▶ _WHAT YOU NEED TO DO_
In the material below, find each line holding the string "Output" and copy it.

▶ _GIVEN DATA_
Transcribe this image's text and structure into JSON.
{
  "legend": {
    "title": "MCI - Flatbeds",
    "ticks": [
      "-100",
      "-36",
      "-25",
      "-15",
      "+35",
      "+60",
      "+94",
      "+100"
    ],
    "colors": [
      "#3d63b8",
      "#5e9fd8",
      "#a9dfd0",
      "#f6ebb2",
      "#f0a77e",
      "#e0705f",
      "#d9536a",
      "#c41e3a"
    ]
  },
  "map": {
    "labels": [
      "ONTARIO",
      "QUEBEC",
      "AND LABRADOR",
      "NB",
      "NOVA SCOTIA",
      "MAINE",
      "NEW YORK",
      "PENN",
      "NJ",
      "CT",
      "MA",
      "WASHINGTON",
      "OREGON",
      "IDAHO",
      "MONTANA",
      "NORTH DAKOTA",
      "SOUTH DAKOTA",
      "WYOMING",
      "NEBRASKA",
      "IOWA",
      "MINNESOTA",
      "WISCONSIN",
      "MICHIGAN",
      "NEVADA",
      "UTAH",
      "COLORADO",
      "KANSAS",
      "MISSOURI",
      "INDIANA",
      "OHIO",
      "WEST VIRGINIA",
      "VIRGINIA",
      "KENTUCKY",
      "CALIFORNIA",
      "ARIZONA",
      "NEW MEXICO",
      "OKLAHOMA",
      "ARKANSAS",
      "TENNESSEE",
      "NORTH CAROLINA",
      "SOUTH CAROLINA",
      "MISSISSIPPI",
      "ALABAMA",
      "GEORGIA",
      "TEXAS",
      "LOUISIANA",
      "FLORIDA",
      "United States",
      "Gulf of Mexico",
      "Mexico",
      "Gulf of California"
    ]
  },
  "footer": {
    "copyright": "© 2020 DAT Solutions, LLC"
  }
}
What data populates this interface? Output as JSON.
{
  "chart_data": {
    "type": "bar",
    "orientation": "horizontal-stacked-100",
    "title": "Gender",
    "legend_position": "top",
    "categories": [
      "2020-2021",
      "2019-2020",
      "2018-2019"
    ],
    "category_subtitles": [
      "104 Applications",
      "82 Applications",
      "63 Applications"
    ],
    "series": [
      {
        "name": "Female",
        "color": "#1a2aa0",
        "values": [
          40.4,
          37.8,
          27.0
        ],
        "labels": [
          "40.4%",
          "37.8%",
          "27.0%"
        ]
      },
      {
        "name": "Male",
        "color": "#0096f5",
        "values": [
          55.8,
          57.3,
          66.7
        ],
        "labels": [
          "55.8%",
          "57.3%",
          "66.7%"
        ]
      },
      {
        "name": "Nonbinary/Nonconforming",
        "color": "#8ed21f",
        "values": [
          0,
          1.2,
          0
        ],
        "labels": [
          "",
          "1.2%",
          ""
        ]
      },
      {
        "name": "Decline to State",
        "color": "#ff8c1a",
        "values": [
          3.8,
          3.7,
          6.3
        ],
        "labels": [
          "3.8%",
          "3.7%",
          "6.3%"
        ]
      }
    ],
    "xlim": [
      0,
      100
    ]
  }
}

==

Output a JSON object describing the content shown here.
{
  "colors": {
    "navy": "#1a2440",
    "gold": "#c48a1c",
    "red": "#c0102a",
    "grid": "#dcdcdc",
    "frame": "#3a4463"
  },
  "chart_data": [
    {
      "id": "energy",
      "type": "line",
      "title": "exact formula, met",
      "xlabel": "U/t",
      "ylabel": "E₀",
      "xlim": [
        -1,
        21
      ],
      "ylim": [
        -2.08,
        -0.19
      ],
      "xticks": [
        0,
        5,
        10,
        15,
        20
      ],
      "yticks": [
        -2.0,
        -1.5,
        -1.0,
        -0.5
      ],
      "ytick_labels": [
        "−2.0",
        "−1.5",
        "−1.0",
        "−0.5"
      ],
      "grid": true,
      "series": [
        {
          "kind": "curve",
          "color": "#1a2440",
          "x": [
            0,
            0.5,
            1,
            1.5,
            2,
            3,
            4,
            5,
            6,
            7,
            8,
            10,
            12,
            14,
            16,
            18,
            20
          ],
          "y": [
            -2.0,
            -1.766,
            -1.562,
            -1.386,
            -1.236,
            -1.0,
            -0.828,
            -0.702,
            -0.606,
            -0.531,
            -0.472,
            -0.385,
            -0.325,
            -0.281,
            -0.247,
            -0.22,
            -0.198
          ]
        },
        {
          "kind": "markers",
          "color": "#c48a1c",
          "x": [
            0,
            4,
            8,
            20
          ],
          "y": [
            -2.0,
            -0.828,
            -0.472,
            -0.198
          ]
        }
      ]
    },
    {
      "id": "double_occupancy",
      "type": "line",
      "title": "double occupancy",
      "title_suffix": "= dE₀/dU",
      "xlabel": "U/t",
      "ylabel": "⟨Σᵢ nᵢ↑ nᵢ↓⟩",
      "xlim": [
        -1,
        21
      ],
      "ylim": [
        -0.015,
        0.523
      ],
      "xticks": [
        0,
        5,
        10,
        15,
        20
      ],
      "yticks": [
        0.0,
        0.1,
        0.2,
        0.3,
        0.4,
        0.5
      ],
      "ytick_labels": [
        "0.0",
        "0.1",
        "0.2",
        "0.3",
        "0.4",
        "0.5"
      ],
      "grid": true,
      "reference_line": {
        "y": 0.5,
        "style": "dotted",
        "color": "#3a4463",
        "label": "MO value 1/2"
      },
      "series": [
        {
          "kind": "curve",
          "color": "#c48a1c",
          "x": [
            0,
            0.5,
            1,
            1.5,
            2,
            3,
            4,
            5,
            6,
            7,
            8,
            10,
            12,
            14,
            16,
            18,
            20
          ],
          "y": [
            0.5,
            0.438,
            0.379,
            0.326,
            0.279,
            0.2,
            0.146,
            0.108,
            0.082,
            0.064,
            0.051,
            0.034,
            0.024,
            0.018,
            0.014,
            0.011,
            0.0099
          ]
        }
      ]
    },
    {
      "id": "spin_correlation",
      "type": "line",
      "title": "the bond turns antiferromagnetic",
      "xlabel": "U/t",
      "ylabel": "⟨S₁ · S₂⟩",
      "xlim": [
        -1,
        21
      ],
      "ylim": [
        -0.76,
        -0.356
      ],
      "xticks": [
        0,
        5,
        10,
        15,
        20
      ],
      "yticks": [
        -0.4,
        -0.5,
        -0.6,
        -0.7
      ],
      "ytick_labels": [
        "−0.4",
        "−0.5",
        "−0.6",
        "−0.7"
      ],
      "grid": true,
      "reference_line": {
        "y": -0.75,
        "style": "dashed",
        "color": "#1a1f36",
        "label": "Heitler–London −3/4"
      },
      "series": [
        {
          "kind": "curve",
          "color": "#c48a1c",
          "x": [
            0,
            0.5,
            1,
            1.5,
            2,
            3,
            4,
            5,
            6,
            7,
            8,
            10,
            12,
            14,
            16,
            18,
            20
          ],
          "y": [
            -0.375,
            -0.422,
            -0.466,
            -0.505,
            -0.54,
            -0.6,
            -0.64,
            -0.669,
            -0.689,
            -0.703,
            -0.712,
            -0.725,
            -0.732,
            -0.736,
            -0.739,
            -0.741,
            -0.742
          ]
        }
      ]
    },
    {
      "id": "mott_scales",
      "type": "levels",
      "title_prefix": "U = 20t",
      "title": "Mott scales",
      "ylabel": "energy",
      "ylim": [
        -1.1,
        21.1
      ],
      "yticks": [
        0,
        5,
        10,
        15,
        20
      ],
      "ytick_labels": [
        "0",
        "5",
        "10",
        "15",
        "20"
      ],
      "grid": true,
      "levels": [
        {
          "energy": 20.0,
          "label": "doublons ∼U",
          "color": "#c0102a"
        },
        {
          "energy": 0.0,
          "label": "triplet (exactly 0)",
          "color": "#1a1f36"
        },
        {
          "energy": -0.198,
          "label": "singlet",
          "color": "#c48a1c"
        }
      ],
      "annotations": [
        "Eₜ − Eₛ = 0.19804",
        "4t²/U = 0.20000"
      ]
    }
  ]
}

▶ _ANSWER_
What data populates this interface? Output as JSON.
Output a JSON object describing the content shown here.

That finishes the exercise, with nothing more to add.